— Begin Input records —

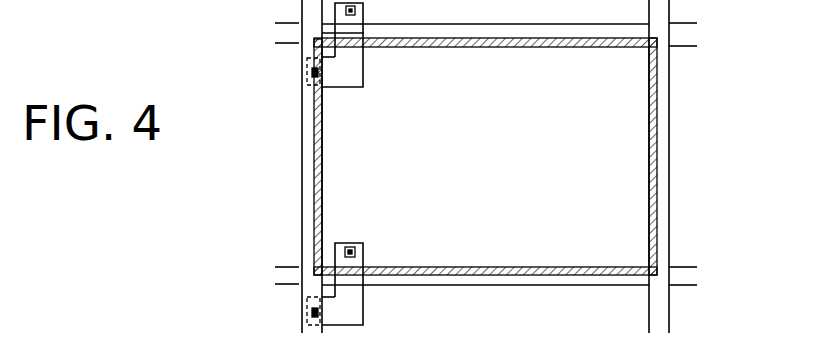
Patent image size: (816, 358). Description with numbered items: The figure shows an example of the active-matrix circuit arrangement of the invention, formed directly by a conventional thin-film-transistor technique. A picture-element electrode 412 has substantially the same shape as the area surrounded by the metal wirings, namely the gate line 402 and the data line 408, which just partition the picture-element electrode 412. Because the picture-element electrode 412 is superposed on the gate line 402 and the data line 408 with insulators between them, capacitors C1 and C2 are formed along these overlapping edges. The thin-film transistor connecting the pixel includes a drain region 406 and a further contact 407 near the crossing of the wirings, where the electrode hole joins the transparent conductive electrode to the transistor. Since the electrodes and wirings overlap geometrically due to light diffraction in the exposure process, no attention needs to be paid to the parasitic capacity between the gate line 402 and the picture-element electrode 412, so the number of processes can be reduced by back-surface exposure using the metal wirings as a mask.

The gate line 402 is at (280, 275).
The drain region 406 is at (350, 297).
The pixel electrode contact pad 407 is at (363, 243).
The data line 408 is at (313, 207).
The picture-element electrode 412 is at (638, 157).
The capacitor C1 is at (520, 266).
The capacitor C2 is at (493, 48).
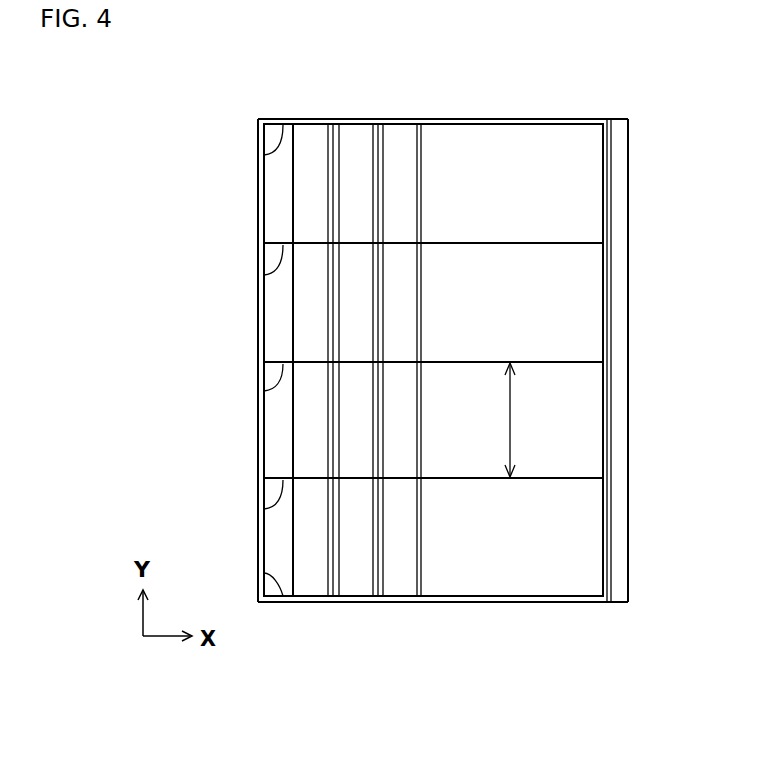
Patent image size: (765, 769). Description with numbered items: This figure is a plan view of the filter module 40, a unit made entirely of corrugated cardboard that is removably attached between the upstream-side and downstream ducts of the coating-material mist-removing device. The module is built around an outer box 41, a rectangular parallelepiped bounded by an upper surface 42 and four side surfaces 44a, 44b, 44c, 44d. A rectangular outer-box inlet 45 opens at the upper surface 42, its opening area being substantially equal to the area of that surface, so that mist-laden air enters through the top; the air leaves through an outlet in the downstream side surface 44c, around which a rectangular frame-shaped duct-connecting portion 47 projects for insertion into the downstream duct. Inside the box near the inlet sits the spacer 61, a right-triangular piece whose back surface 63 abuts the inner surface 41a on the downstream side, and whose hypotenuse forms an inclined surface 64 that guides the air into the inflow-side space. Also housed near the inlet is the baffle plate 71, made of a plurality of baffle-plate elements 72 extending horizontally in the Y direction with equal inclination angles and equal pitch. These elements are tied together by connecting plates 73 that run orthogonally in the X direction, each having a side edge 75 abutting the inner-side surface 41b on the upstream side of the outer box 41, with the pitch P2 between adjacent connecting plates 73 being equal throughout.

— End Input records —

Short exercise: Copy the text of every record above word for word, omitting the pictures.

Task answer:
Patent image size: (816, 358). Description with numbered items: The figure shows an example of the active-matrix circuit arrangement of the invention, formed directly by a conventional thin-film-transistor technique. A picture-element electrode 412 has substantially the same shape as the area surrounded by the metal wirings, namely the gate line 402 and the data line 408, which just partition the picture-element electrode 412. Because the picture-element electrode 412 is superposed on the gate line 402 and the data line 408 with insulators between them, capacitors C1 and C2 are formed along these overlapping edges. The thin-film transistor connecting the pixel includes a drain region 406 and a further contact 407 near the crossing of the wirings, where the electrode hole joins the transparent conductive electrode to the transistor. Since the electrodes and wirings overlap geometrically due to light diffraction in the exposure process, no attention needs to be paid to the parasitic capacity between the gate line 402 and the picture-element electrode 412, so the number of processes can be reduced by back-surface exposure using the metal wirings as a mask.

The gate line 402 is at (280, 275).
The drain region 406 is at (350, 297).
The pixel electrode contact pad 407 is at (363, 243).
The data line 408 is at (313, 207).
The picture-element electrode 412 is at (638, 157).
The capacitor C1 is at (520, 266).
The capacitor C2 is at (493, 48).
Patent image size: (765, 769). Description with numbered items: This figure is a plan view of the filter module 40, a unit made entirely of corrugated cardboard that is removably attached between the upstream-side and downstream ducts of the coating-material mist-removing device. The module is built around an outer box 41, a rectangular parallelepiped bounded by an upper surface 42 and four side surfaces 44a, 44b, 44c, 44d. A rectangular outer-box inlet 45 opens at the upper surface 42, its opening area being substantially equal to the area of that surface, so that mist-laden air enters through the top; the air leaves through an outlet in the downstream side surface 44c, around which a rectangular frame-shaped duct-connecting portion 47 projects for insertion into the downstream duct. Inside the box near the inlet sits the spacer 61, a right-triangular piece whose back surface 63 abuts the inner surface 41a on the downstream side, and whose hypotenuse forms an inclined surface 64 that guides the air into the inflow-side space. Also housed near the inlet is the baffle plate 71, made of a plurality of baffle-plate elements 72 extending horizontally in the Y direction with equal inclination angles and equal pitch. These elements are tied together by connecting plates 73 that run orthogonally in the X direction, each having a side edge 75 abutting the inner-side surface 41b on the upstream side of the outer box 41, with the pitch P2 between adjacent connecting plates 73 being equal throughout.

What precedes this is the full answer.